§ Task to carry out
The listing below is the input. Say how many of its lines contain "Famiglia", giving the number alone.

§ Exercise material
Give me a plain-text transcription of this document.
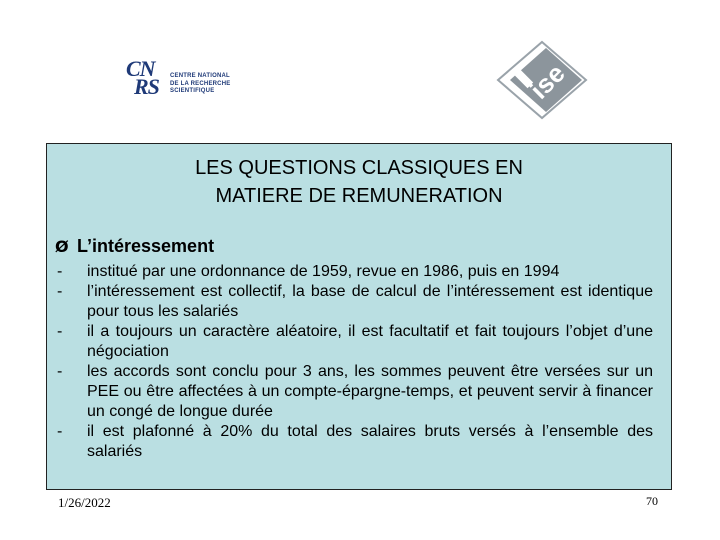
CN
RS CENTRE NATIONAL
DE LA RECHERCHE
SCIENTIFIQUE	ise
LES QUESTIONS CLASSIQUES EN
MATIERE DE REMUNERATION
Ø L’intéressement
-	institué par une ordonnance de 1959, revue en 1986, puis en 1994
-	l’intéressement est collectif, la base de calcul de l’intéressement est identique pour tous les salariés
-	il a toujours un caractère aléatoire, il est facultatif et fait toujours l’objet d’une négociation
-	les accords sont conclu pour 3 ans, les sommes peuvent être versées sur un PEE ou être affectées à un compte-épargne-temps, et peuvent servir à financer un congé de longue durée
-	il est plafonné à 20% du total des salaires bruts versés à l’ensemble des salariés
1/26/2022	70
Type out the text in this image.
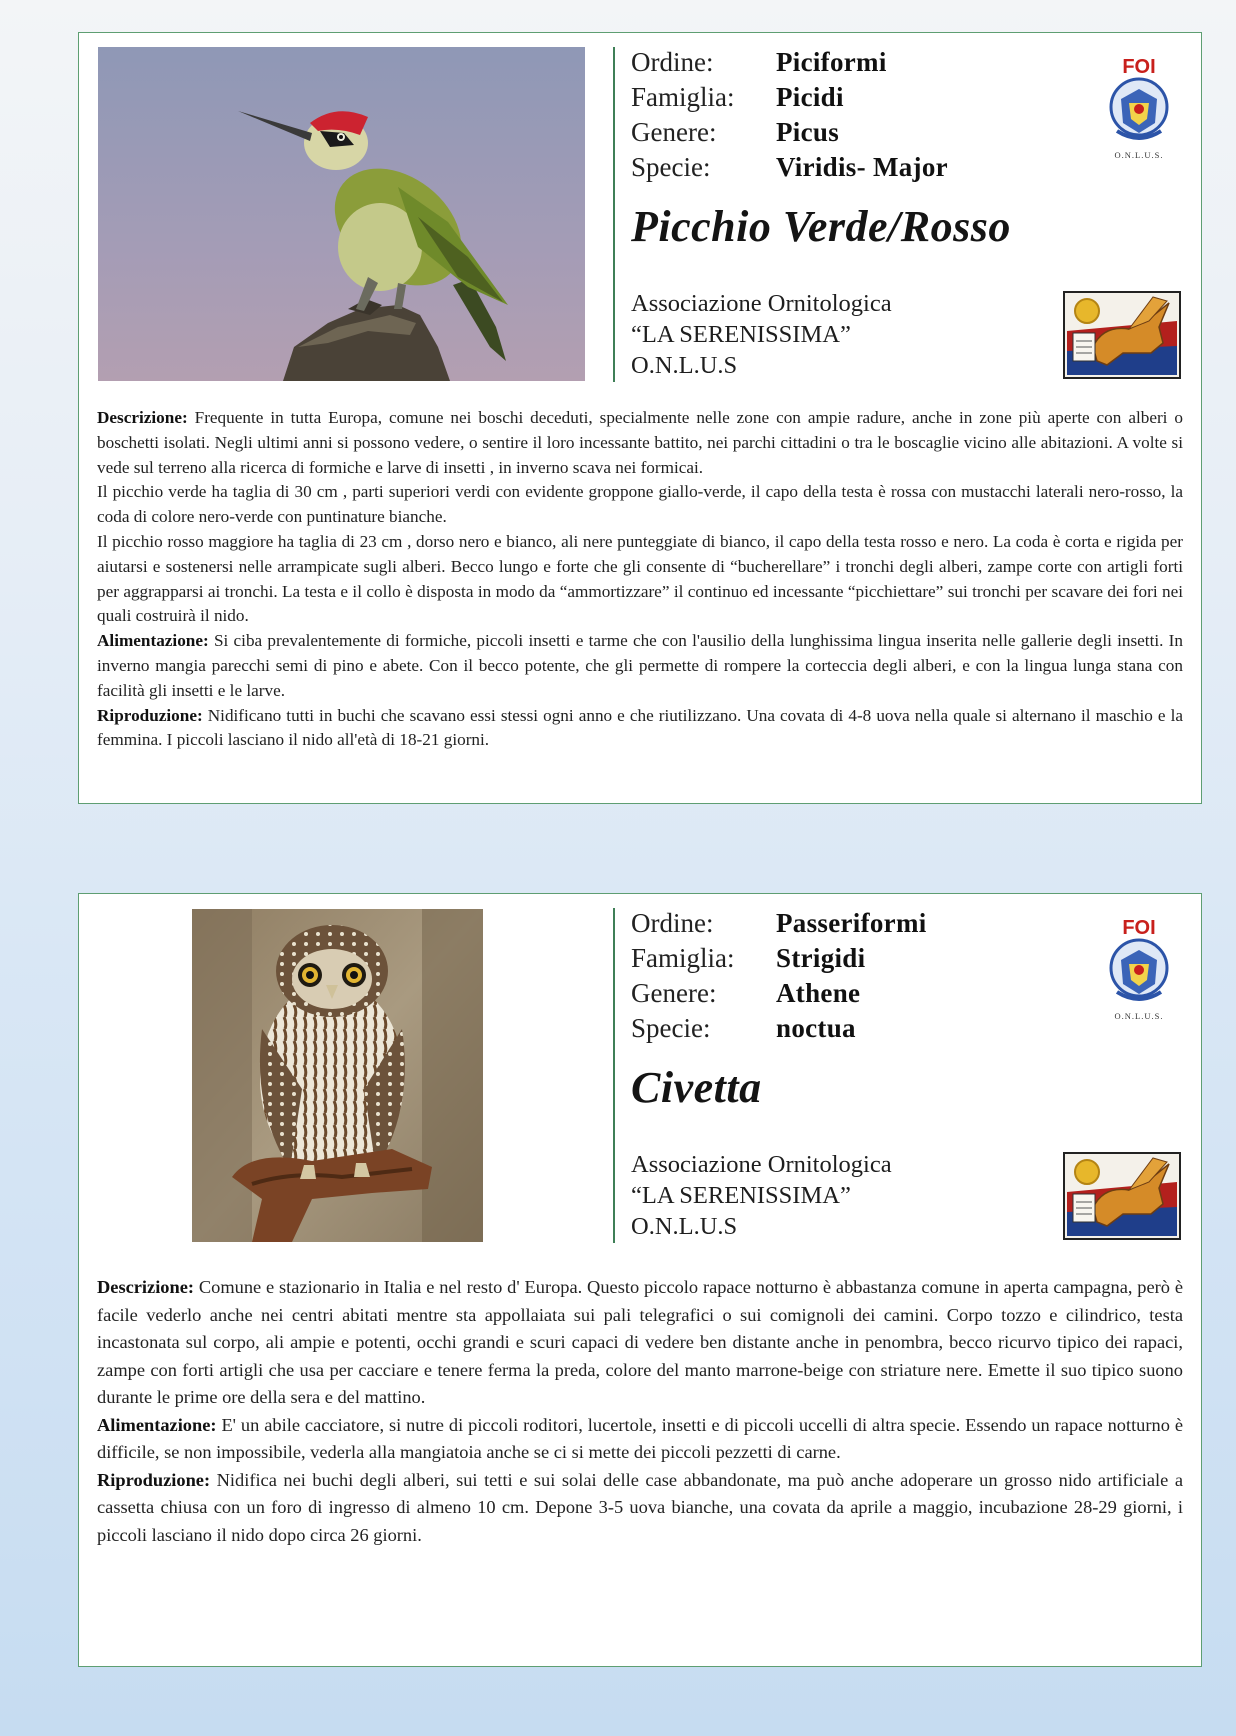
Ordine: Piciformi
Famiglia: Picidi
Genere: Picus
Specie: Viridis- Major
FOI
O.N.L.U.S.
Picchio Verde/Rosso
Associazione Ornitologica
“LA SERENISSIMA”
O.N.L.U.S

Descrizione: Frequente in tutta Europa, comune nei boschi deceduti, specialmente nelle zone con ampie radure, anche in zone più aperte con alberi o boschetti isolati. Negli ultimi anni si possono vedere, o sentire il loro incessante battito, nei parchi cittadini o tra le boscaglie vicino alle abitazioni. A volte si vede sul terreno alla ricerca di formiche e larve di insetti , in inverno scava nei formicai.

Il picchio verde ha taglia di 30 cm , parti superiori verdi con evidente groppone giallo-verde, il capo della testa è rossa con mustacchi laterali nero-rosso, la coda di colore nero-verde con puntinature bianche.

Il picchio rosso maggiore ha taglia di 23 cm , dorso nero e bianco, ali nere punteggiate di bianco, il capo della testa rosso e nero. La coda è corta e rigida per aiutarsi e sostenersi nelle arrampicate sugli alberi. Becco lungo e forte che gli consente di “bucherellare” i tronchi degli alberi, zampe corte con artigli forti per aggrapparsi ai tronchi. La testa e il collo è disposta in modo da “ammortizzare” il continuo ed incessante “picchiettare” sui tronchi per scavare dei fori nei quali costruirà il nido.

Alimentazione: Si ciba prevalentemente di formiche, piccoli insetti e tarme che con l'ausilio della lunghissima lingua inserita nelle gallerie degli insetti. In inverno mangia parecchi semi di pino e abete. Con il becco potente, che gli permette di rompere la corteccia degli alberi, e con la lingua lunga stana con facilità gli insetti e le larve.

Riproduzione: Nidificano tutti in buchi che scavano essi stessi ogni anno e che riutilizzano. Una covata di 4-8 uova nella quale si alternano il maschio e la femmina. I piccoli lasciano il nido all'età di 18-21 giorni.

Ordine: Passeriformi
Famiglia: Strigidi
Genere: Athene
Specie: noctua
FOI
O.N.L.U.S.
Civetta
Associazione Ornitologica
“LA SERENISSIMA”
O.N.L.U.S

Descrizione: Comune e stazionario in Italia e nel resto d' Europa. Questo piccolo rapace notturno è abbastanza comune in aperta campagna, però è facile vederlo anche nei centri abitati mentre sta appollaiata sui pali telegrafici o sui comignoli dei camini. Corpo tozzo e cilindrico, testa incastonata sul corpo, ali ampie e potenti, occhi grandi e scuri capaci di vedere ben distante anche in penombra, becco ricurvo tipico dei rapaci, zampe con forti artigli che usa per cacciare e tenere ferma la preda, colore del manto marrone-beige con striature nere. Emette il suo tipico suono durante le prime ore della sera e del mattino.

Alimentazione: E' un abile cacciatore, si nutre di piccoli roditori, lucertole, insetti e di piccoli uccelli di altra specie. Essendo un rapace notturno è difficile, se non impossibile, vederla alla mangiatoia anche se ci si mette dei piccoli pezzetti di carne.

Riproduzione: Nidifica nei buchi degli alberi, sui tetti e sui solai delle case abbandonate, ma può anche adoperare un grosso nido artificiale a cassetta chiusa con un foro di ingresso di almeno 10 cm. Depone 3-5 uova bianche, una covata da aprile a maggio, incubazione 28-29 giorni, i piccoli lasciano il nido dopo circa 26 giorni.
==
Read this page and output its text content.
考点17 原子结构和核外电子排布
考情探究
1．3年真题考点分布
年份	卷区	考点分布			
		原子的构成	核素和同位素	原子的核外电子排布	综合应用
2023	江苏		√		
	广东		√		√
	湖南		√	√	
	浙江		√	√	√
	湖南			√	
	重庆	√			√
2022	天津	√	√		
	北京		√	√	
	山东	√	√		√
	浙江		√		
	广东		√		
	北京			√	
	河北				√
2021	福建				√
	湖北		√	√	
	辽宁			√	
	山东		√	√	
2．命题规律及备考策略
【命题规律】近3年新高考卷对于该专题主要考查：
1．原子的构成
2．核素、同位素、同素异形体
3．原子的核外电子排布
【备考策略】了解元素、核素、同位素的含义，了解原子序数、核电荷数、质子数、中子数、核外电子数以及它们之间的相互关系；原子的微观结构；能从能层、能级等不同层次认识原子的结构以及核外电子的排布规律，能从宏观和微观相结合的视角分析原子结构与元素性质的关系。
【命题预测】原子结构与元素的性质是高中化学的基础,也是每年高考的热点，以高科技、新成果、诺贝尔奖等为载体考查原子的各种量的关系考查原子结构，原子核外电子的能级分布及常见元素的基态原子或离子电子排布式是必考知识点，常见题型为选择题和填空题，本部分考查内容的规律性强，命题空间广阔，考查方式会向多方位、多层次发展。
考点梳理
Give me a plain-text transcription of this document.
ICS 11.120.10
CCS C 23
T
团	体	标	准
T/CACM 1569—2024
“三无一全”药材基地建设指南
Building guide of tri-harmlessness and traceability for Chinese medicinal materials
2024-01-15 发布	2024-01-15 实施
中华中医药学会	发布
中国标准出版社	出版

§ Expected answer
2